= WORK INSTRUCTIONS =
Identify the lines that contain the word "xlabel", then copy them.

-- Start of RECORDS PROVIDED --

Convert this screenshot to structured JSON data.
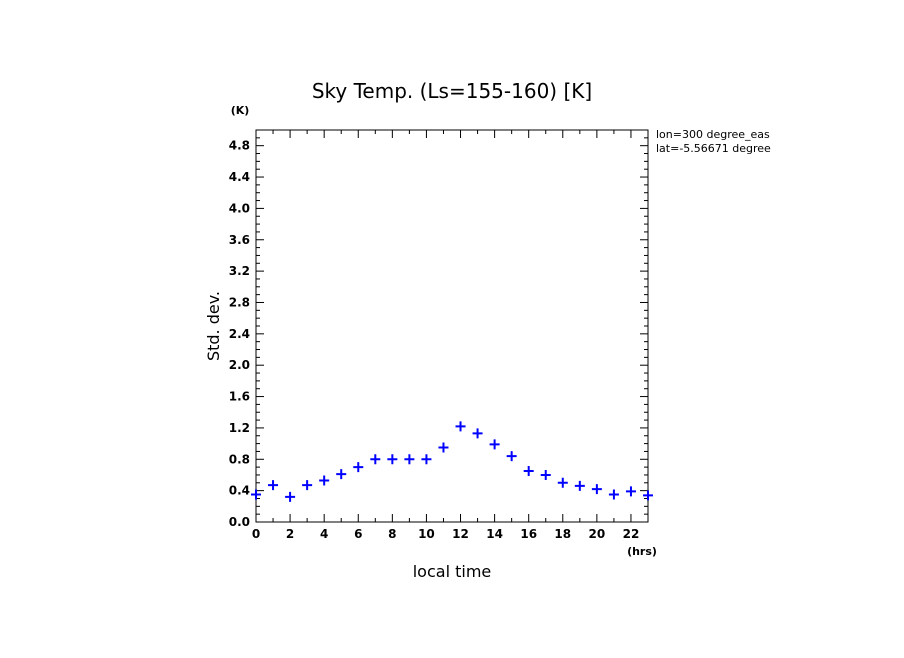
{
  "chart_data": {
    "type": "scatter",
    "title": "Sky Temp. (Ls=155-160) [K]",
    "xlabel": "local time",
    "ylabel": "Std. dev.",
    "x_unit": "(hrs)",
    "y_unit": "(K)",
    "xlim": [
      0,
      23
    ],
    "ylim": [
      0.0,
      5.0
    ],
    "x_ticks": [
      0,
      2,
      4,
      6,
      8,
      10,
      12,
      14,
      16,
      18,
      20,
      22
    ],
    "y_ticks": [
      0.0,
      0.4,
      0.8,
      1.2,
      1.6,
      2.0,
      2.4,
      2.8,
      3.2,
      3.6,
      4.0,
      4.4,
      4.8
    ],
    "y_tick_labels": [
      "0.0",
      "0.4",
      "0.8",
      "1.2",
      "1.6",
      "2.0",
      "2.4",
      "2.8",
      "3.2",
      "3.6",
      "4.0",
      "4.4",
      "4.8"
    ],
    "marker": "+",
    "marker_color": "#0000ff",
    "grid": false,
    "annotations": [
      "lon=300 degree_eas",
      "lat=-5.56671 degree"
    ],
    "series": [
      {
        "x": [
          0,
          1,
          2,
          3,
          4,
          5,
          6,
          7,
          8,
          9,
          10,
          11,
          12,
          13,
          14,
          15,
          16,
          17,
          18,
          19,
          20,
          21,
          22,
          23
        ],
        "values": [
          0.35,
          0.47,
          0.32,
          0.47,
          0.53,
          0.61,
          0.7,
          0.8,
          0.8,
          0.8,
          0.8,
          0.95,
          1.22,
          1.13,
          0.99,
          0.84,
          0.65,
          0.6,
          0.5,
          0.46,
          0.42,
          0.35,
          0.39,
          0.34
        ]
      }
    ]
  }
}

-- End of RECORDS PROVIDED --
-- Start of RECORDS PROVIDED --

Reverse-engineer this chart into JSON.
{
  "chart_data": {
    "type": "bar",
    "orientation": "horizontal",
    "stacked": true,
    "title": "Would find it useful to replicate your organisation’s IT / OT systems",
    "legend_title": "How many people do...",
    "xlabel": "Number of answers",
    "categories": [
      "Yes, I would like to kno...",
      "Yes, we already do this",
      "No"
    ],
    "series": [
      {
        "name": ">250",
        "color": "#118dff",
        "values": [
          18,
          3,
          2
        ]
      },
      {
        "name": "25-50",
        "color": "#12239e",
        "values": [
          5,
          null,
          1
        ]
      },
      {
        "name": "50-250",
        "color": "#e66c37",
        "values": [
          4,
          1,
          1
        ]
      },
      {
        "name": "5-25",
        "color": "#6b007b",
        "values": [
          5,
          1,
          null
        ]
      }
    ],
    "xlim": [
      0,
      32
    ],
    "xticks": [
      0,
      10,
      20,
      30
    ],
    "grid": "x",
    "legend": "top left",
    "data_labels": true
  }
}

-- End of RECORDS PROVIDED --
-- Start of RECORDS PROVIDED --

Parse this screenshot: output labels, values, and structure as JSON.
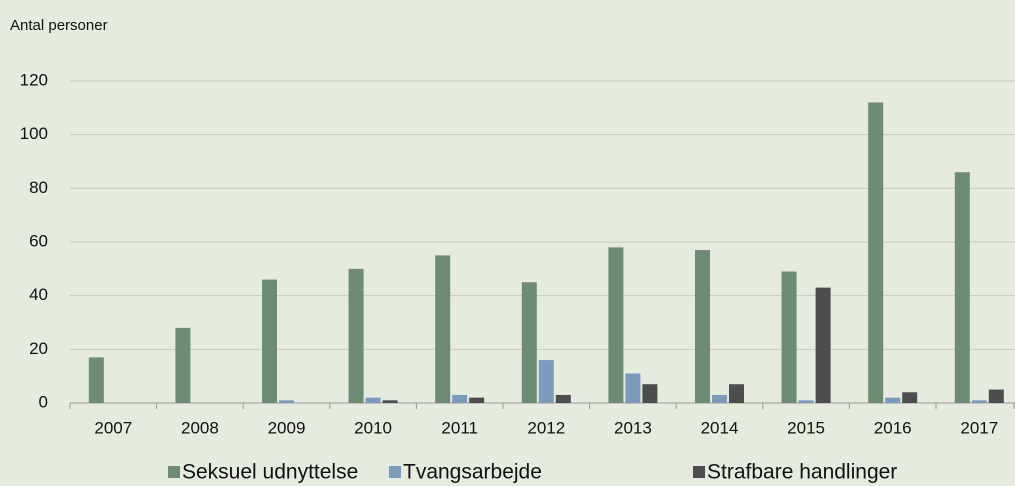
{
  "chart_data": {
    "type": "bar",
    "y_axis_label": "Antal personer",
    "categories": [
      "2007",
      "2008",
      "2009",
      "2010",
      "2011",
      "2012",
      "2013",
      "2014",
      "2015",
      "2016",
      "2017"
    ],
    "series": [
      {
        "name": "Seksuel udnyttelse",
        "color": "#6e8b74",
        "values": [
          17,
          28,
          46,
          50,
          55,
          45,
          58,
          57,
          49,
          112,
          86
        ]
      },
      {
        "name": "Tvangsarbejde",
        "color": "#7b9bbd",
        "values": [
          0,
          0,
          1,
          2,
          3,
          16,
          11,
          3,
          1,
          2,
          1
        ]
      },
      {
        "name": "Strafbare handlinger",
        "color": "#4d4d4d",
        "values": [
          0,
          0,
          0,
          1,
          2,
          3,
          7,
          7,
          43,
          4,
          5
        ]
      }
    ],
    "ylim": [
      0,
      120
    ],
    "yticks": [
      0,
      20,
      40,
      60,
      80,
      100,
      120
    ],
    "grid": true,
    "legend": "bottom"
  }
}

-- End of RECORDS PROVIDED --

= ANSWER TO THIS TASK =
    "xlabel": "local time",
    "xlabel": "Number of answers",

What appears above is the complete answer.